WHAT IS EXPECTED: Check every line of the material below for the string "high", and return the ones that have it.

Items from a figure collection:
BEGIN

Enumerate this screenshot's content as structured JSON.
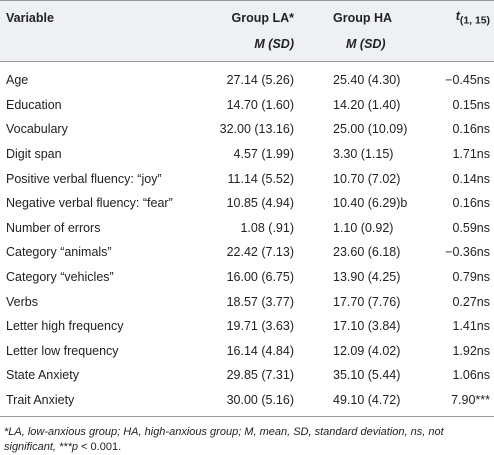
{
  "table": {
    "headers": [
      "Variable",
      "Group LA*",
      "Group HA"
    ],
    "t_header": {
      "symbol": "t",
      "sub": "(1, 15)"
    },
    "subheaders": [
      {
        "m": "M",
        "sd": "(SD)"
      },
      {
        "m": "M",
        "sd": "(SD)"
      }
    ],
    "rows": [
      [
        "Age",
        "27.14 (5.26)",
        "25.40 (4.30)",
        "−0.45ns"
      ],
      [
        "Education",
        "14.70 (1.60)",
        "14.20 (1.40)",
        "0.15ns"
      ],
      [
        "Vocabulary",
        "32.00 (13.16)",
        "25.00 (10.09)",
        "0.16ns"
      ],
      [
        "Digit span",
        "4.57 (1.99)",
        "3.30 (1.15)",
        "1.71ns"
      ],
      [
        "Positive verbal fluency: “joy”",
        "11.14 (5.52)",
        "10.70 (7.02)",
        "0.14ns"
      ],
      [
        "Negative verbal fluency: “fear”",
        "10.85 (4.94)",
        "10.40 (6.29)b",
        "0.16ns"
      ],
      [
        "Number of errors",
        "1.08 (.91)",
        "1.10 (0.92)",
        "0.59ns"
      ],
      [
        "Category “animals”",
        "22.42 (7.13)",
        "23.60 (6.18)",
        "−0.36ns"
      ],
      [
        "Category “vehicles”",
        "16.00 (6.75)",
        "13.90 (4.25)",
        "0.79ns"
      ],
      [
        "Verbs",
        "18.57 (3.77)",
        "17.70 (7.76)",
        "0.27ns"
      ],
      [
        "Letter high frequency",
        "19.71 (3.63)",
        "17.10 (3.84)",
        "1.41ns"
      ],
      [
        "Letter low frequency",
        "16.14 (4.84)",
        "12.09 (4.02)",
        "1.92ns"
      ],
      [
        "State Anxiety",
        "29.85 (7.31)",
        "35.10 (5.44)",
        "1.06ns"
      ],
      [
        "Trait Anxiety",
        "30.00 (5.16)",
        "49.10 (4.72)",
        "7.90***"
      ]
    ],
    "footnote": [
      "*LA, low-anxious group; HA, high-anxious group; M, mean, SD, standard deviation, ns, not significant, ",
      "***p",
      " < 0.001."
    ]
  }
}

END

FULL RESPONSE:
        "Letter high frequency",
      "*LA, low-anxious group; HA, high-anxious group; M, mean, SD, standard deviation, ns, not significant, ",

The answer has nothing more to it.